GOAL: Determine how many lines below hold the string "ylabel". Reply with the number alone.

Start RECORDS FOR THIS EXERCISE

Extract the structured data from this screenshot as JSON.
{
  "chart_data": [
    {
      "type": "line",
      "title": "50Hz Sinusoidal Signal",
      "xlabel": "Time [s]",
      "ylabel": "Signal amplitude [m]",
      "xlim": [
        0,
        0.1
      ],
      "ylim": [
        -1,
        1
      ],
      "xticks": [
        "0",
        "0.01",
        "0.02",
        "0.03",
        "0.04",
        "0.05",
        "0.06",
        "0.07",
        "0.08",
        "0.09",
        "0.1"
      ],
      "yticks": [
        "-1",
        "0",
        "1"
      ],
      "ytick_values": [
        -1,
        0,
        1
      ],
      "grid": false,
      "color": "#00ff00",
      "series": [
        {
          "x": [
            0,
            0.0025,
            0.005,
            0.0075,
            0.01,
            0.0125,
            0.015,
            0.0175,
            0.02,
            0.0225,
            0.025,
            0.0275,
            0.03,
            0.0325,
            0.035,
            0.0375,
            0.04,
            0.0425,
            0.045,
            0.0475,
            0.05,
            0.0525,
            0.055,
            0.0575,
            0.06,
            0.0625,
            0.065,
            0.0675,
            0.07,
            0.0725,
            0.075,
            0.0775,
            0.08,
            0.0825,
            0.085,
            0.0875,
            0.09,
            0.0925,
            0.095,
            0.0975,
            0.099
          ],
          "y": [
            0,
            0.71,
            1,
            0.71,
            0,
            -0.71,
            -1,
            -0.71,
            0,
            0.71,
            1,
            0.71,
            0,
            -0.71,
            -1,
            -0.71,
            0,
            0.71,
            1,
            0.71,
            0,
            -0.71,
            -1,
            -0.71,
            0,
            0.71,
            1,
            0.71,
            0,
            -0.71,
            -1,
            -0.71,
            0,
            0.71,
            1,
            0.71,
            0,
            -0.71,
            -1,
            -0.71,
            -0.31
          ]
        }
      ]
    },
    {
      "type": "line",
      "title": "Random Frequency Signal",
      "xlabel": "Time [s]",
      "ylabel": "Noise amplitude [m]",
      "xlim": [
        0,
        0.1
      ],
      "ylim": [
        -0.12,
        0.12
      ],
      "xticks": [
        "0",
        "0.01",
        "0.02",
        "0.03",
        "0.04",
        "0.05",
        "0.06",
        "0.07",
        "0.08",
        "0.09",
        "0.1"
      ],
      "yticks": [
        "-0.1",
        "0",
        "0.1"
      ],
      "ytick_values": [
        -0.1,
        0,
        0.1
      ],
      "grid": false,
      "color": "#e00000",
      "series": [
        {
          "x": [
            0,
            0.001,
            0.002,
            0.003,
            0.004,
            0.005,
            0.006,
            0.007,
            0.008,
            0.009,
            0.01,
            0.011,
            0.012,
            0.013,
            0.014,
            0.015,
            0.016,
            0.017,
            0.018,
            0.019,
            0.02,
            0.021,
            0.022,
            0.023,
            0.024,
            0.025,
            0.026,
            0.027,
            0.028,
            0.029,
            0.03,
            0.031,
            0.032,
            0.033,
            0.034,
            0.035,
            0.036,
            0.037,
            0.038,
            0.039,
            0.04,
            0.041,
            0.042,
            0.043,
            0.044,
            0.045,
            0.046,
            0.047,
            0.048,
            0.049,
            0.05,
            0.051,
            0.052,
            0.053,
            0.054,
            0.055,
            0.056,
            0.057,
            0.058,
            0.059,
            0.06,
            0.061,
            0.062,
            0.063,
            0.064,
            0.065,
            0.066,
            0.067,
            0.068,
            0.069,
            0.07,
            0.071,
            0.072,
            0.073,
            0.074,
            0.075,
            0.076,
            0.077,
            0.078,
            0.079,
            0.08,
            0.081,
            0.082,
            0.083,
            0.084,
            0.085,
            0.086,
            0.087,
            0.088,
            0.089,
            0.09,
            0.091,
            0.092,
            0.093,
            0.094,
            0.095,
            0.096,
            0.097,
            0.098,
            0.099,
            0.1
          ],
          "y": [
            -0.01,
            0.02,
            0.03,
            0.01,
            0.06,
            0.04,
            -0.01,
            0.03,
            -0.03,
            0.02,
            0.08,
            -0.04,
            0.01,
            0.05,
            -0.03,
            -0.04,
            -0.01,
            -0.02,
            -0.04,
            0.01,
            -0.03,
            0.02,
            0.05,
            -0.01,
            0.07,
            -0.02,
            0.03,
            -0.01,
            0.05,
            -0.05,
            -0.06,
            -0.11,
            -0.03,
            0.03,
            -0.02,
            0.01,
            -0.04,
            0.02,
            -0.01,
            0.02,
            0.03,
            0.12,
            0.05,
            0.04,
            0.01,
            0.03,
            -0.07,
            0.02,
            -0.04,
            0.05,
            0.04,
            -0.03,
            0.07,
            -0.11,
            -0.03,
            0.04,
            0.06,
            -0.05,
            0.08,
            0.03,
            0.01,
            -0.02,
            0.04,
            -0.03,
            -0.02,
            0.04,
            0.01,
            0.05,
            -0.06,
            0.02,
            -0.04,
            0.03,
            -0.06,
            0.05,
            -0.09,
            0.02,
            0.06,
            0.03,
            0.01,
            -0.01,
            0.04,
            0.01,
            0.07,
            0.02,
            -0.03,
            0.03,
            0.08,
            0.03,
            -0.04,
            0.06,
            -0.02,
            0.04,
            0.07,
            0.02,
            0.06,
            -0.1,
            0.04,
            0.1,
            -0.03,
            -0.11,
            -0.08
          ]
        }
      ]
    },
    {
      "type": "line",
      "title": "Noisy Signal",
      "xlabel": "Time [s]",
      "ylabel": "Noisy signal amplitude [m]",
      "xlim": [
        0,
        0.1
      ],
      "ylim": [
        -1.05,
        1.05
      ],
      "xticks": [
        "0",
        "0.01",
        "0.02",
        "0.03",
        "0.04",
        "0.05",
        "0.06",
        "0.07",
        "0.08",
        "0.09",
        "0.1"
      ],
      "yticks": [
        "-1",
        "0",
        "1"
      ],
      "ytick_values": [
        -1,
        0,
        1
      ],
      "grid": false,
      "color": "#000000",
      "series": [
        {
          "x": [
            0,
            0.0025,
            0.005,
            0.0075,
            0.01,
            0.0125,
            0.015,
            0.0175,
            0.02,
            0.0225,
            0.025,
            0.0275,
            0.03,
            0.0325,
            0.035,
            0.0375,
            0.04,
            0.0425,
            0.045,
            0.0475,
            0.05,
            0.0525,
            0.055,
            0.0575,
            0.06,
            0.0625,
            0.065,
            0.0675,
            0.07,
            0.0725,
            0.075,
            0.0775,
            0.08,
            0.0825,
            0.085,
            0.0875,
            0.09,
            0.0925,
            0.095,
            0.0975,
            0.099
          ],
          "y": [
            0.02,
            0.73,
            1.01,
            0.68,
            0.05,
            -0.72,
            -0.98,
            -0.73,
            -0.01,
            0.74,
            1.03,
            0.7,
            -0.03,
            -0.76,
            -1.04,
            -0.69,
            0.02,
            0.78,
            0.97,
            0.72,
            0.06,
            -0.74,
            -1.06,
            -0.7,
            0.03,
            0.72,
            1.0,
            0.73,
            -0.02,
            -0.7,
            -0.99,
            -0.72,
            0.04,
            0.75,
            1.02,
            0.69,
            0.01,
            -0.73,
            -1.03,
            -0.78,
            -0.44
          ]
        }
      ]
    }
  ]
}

End RECORDS FOR THIS EXERCISE

CORRECT OUTPUT: 3